> _MATERIALS PROVIDED_
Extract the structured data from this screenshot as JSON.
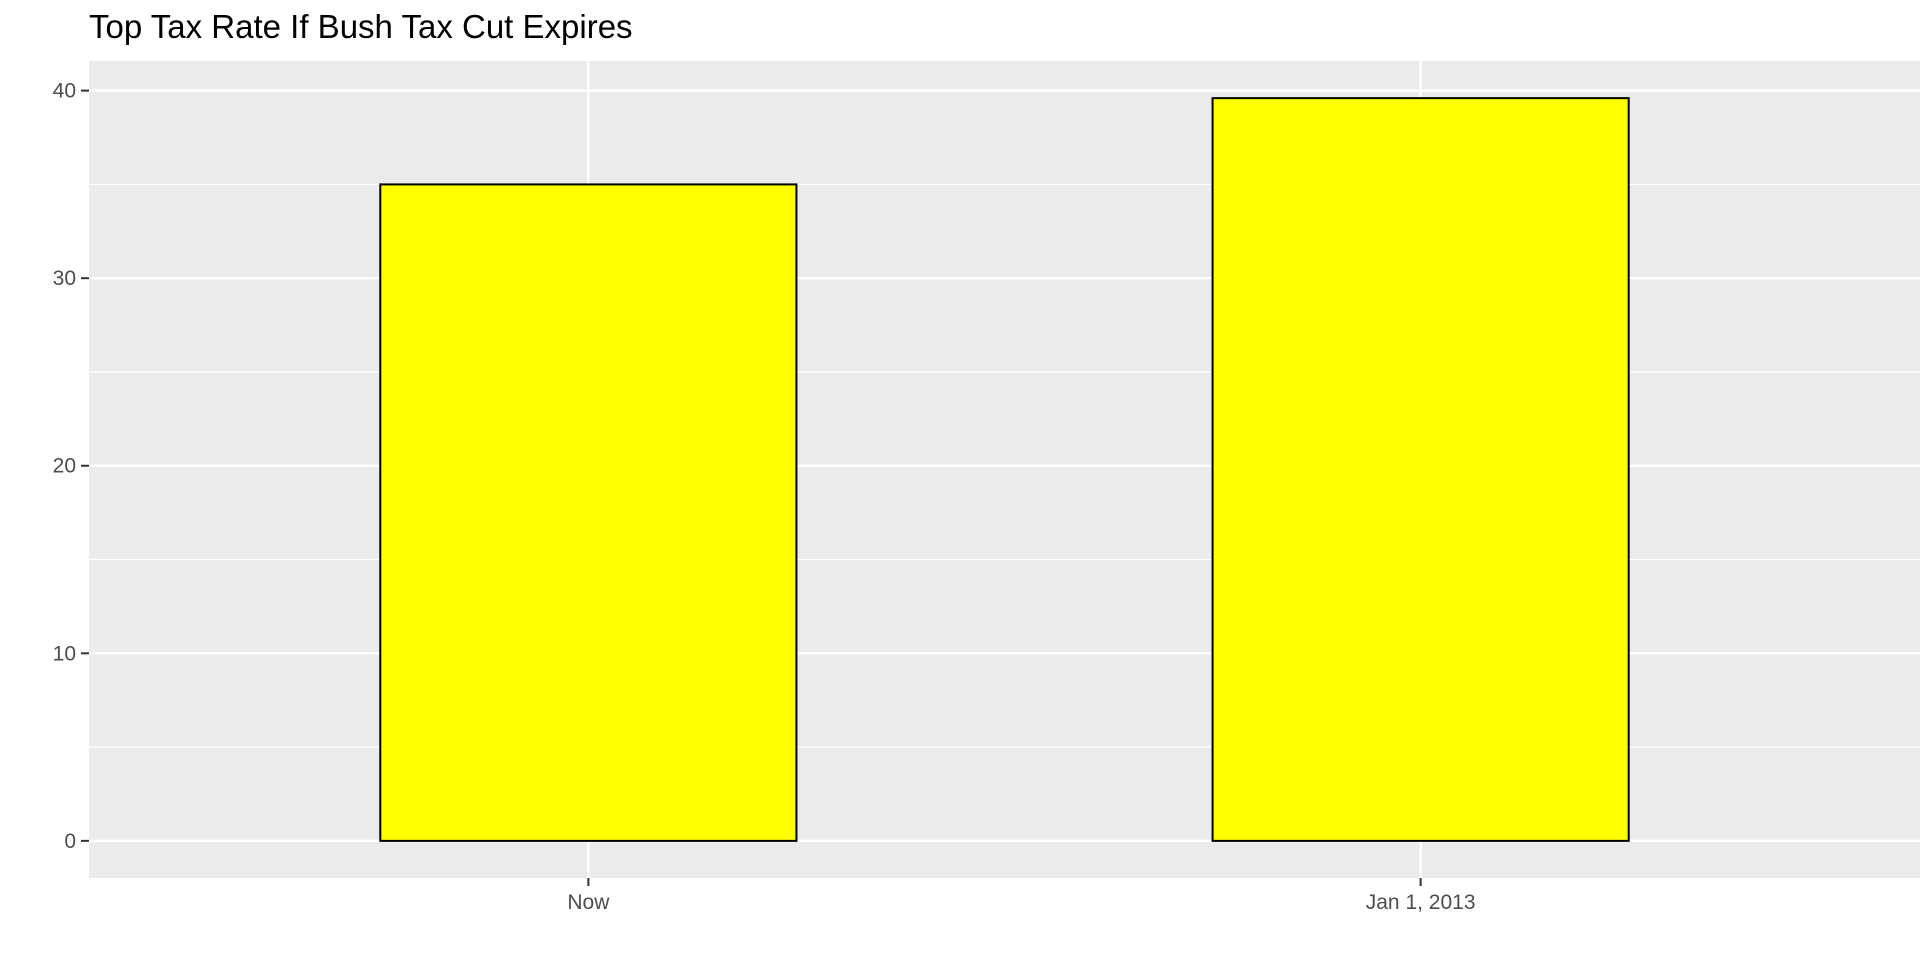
{
  "chart_data": {
    "type": "bar",
    "title": "Top Tax Rate If Bush Tax Cut Expires",
    "xlabel": "",
    "ylabel": "",
    "categories": [
      "Now",
      "Jan 1, 2013"
    ],
    "values": [
      35,
      39.6
    ],
    "ylim": [
      -1.98,
      41.58
    ],
    "yticks": [
      "0",
      "10",
      "20",
      "30",
      "40"
    ],
    "grid": true,
    "legend": "none",
    "colors": {
      "bar_fill": "#ffff00",
      "bar_stroke": "#000000",
      "panel_background": "#ebebeb",
      "gridline": "#ffffff",
      "tick_label": "#4d4d4d"
    }
  }
}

> _OBJECTIVE_
Reproduce the data above in full, exactly as it is, with the pictures left out.

> _THE ANSWER_
Extract the structured data from this screenshot as JSON.
{
  "chart_data": {
    "type": "bar",
    "title": "Top Tax Rate If Bush Tax Cut Expires",
    "xlabel": "",
    "ylabel": "",
    "categories": [
      "Now",
      "Jan 1, 2013"
    ],
    "values": [
      35,
      39.6
    ],
    "ylim": [
      -1.98,
      41.58
    ],
    "yticks": [
      "0",
      "10",
      "20",
      "30",
      "40"
    ],
    "grid": true,
    "legend": "none",
    "colors": {
      "bar_fill": "#ffff00",
      "bar_stroke": "#000000",
      "panel_background": "#ebebeb",
      "gridline": "#ffffff",
      "tick_label": "#4d4d4d"
    }
  }
}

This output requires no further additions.